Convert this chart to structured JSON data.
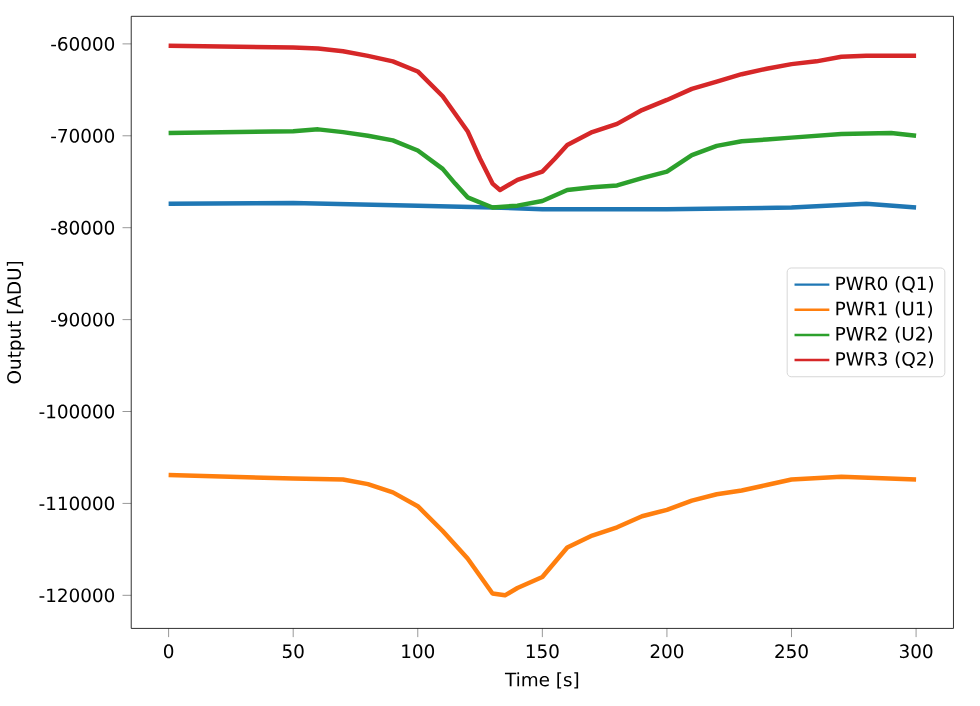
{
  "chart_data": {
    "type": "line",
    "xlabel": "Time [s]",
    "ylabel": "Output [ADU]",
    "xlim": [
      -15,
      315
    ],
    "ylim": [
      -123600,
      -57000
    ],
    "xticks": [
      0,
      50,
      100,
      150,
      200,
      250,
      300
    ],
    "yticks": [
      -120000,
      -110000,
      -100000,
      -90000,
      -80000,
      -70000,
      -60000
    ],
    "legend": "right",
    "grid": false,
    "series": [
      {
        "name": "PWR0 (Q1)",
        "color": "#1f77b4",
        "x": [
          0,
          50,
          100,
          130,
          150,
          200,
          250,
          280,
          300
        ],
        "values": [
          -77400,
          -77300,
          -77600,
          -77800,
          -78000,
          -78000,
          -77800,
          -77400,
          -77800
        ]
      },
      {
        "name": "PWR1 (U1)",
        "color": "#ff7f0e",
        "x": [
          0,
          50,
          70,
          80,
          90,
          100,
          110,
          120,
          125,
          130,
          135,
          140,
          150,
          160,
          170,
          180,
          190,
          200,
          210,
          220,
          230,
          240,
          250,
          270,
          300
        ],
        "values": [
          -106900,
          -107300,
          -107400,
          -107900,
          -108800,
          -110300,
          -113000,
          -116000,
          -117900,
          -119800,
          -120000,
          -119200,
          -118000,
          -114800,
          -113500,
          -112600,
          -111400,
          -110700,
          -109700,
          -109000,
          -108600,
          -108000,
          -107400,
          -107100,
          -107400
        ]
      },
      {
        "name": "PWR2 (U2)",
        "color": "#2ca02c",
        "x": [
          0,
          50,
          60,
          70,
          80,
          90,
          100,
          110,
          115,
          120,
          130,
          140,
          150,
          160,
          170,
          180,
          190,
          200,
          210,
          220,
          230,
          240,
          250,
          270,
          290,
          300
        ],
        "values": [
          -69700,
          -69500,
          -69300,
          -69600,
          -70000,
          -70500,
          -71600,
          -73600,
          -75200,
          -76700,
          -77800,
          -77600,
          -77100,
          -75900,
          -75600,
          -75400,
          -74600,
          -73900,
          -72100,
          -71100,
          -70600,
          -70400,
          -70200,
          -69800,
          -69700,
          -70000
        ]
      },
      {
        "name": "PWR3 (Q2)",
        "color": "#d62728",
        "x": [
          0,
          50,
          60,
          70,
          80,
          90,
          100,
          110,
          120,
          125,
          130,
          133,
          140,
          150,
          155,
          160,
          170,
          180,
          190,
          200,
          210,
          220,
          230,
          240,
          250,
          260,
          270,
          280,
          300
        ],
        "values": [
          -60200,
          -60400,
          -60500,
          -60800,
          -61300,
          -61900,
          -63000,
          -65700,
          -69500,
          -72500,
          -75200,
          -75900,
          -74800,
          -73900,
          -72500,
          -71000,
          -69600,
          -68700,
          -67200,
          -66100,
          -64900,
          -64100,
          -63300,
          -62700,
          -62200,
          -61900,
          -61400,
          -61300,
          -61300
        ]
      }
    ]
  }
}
__________
Directions for this task:
Repeat the material above in full and exactly, apart from the pictures.

Correct result:
Convert this chart to structured JSON data.
{
  "chart_data": {
    "type": "line",
    "xlabel": "Time [s]",
    "ylabel": "Output [ADU]",
    "xlim": [
      -15,
      315
    ],
    "ylim": [
      -123600,
      -57000
    ],
    "xticks": [
      0,
      50,
      100,
      150,
      200,
      250,
      300
    ],
    "yticks": [
      -120000,
      -110000,
      -100000,
      -90000,
      -80000,
      -70000,
      -60000
    ],
    "legend": "right",
    "grid": false,
    "series": [
      {
        "name": "PWR0 (Q1)",
        "color": "#1f77b4",
        "x": [
          0,
          50,
          100,
          130,
          150,
          200,
          250,
          280,
          300
        ],
        "values": [
          -77400,
          -77300,
          -77600,
          -77800,
          -78000,
          -78000,
          -77800,
          -77400,
          -77800
        ]
      },
      {
        "name": "PWR1 (U1)",
        "color": "#ff7f0e",
        "x": [
          0,
          50,
          70,
          80,
          90,
          100,
          110,
          120,
          125,
          130,
          135,
          140,
          150,
          160,
          170,
          180,
          190,
          200,
          210,
          220,
          230,
          240,
          250,
          270,
          300
        ],
        "values": [
          -106900,
          -107300,
          -107400,
          -107900,
          -108800,
          -110300,
          -113000,
          -116000,
          -117900,
          -119800,
          -120000,
          -119200,
          -118000,
          -114800,
          -113500,
          -112600,
          -111400,
          -110700,
          -109700,
          -109000,
          -108600,
          -108000,
          -107400,
          -107100,
          -107400
        ]
      },
      {
        "name": "PWR2 (U2)",
        "color": "#2ca02c",
        "x": [
          0,
          50,
          60,
          70,
          80,
          90,
          100,
          110,
          115,
          120,
          130,
          140,
          150,
          160,
          170,
          180,
          190,
          200,
          210,
          220,
          230,
          240,
          250,
          270,
          290,
          300
        ],
        "values": [
          -69700,
          -69500,
          -69300,
          -69600,
          -70000,
          -70500,
          -71600,
          -73600,
          -75200,
          -76700,
          -77800,
          -77600,
          -77100,
          -75900,
          -75600,
          -75400,
          -74600,
          -73900,
          -72100,
          -71100,
          -70600,
          -70400,
          -70200,
          -69800,
          -69700,
          -70000
        ]
      },
      {
        "name": "PWR3 (Q2)",
        "color": "#d62728",
        "x": [
          0,
          50,
          60,
          70,
          80,
          90,
          100,
          110,
          120,
          125,
          130,
          133,
          140,
          150,
          155,
          160,
          170,
          180,
          190,
          200,
          210,
          220,
          230,
          240,
          250,
          260,
          270,
          280,
          300
        ],
        "values": [
          -60200,
          -60400,
          -60500,
          -60800,
          -61300,
          -61900,
          -63000,
          -65700,
          -69500,
          -72500,
          -75200,
          -75900,
          -74800,
          -73900,
          -72500,
          -71000,
          -69600,
          -68700,
          -67200,
          -66100,
          -64900,
          -64100,
          -63300,
          -62700,
          -62200,
          -61900,
          -61400,
          -61300,
          -61300
        ]
      }
    ]
  }
}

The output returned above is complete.